**RECORDS SHOWN:**
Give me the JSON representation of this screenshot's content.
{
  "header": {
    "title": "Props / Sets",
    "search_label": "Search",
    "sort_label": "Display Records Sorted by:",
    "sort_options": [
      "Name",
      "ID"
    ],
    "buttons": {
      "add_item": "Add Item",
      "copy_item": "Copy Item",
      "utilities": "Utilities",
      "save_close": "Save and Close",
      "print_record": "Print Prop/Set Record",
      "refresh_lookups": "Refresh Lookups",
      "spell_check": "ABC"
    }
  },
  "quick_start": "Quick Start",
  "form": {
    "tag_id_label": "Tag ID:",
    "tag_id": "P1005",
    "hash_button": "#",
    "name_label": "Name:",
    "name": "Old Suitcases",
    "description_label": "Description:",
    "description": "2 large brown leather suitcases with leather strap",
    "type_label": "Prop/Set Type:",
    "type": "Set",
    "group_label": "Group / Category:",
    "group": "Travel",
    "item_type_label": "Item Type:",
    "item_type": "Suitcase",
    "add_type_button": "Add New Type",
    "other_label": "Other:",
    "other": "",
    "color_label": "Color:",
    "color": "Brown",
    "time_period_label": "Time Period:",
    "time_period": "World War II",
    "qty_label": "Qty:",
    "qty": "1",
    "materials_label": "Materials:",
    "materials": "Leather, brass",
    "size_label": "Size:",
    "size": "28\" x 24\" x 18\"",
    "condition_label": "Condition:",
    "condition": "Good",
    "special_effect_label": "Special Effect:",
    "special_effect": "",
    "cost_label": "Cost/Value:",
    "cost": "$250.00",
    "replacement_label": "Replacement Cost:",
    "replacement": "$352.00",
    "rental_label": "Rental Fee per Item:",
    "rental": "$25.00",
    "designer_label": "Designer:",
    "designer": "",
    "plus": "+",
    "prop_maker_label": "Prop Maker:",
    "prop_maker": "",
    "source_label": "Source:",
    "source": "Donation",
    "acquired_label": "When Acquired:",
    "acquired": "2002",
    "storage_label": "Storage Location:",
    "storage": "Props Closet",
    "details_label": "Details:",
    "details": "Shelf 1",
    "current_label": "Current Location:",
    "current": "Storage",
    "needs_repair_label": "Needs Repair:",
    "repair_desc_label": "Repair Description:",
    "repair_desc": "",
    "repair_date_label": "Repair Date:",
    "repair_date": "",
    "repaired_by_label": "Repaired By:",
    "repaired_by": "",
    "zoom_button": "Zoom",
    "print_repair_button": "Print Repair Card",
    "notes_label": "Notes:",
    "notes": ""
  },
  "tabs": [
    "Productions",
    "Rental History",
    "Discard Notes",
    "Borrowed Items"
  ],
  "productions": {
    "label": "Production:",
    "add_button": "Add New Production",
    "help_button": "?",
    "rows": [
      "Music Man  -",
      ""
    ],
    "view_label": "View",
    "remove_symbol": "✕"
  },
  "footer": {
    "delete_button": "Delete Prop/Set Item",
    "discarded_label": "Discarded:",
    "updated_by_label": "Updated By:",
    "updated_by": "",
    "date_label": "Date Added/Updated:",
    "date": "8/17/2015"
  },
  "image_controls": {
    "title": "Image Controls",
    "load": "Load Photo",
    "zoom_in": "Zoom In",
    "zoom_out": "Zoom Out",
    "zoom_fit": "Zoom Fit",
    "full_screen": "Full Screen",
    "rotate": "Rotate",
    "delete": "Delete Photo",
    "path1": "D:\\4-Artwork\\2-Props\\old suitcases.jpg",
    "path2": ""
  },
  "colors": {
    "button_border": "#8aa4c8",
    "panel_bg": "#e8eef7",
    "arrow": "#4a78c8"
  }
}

**TASK STATEMENT:** Give back the whole listing exactly as it reads.

**TASK OUTPUT:**
Give me the JSON representation of this screenshot's content.
{
  "header": {
    "title": "Props / Sets",
    "search_label": "Search",
    "sort_label": "Display Records Sorted by:",
    "sort_options": [
      "Name",
      "ID"
    ],
    "buttons": {
      "add_item": "Add Item",
      "copy_item": "Copy Item",
      "utilities": "Utilities",
      "save_close": "Save and Close",
      "print_record": "Print Prop/Set Record",
      "refresh_lookups": "Refresh Lookups",
      "spell_check": "ABC"
    }
  },
  "quick_start": "Quick Start",
  "form": {
    "tag_id_label": "Tag ID:",
    "tag_id": "P1005",
    "hash_button": "#",
    "name_label": "Name:",
    "name": "Old Suitcases",
    "description_label": "Description:",
    "description": "2 large brown leather suitcases with leather strap",
    "type_label": "Prop/Set Type:",
    "type": "Set",
    "group_label": "Group / Category:",
    "group": "Travel",
    "item_type_label": "Item Type:",
    "item_type": "Suitcase",
    "add_type_button": "Add New Type",
    "other_label": "Other:",
    "other": "",
    "color_label": "Color:",
    "color": "Brown",
    "time_period_label": "Time Period:",
    "time_period": "World War II",
    "qty_label": "Qty:",
    "qty": "1",
    "materials_label": "Materials:",
    "materials": "Leather, brass",
    "size_label": "Size:",
    "size": "28\" x 24\" x 18\"",
    "condition_label": "Condition:",
    "condition": "Good",
    "special_effect_label": "Special Effect:",
    "special_effect": "",
    "cost_label": "Cost/Value:",
    "cost": "$250.00",
    "replacement_label": "Replacement Cost:",
    "replacement": "$352.00",
    "rental_label": "Rental Fee per Item:",
    "rental": "$25.00",
    "designer_label": "Designer:",
    "designer": "",
    "plus": "+",
    "prop_maker_label": "Prop Maker:",
    "prop_maker": "",
    "source_label": "Source:",
    "source": "Donation",
    "acquired_label": "When Acquired:",
    "acquired": "2002",
    "storage_label": "Storage Location:",
    "storage": "Props Closet",
    "details_label": "Details:",
    "details": "Shelf 1",
    "current_label": "Current Location:",
    "current": "Storage",
    "needs_repair_label": "Needs Repair:",
    "repair_desc_label": "Repair Description:",
    "repair_desc": "",
    "repair_date_label": "Repair Date:",
    "repair_date": "",
    "repaired_by_label": "Repaired By:",
    "repaired_by": "",
    "zoom_button": "Zoom",
    "print_repair_button": "Print Repair Card",
    "notes_label": "Notes:",
    "notes": ""
  },
  "tabs": [
    "Productions",
    "Rental History",
    "Discard Notes",
    "Borrowed Items"
  ],
  "productions": {
    "label": "Production:",
    "add_button": "Add New Production",
    "help_button": "?",
    "rows": [
      "Music Man  -",
      ""
    ],
    "view_label": "View",
    "remove_symbol": "✕"
  },
  "footer": {
    "delete_button": "Delete Prop/Set Item",
    "discarded_label": "Discarded:",
    "updated_by_label": "Updated By:",
    "updated_by": "",
    "date_label": "Date Added/Updated:",
    "date": "8/17/2015"
  },
  "image_controls": {
    "title": "Image Controls",
    "load": "Load Photo",
    "zoom_in": "Zoom In",
    "zoom_out": "Zoom Out",
    "zoom_fit": "Zoom Fit",
    "full_screen": "Full Screen",
    "rotate": "Rotate",
    "delete": "Delete Photo",
    "path1": "D:\\4-Artwork\\2-Props\\old suitcases.jpg",
    "path2": ""
  },
  "colors": {
    "button_border": "#8aa4c8",
    "panel_bg": "#e8eef7",
    "arrow": "#4a78c8"
  }
}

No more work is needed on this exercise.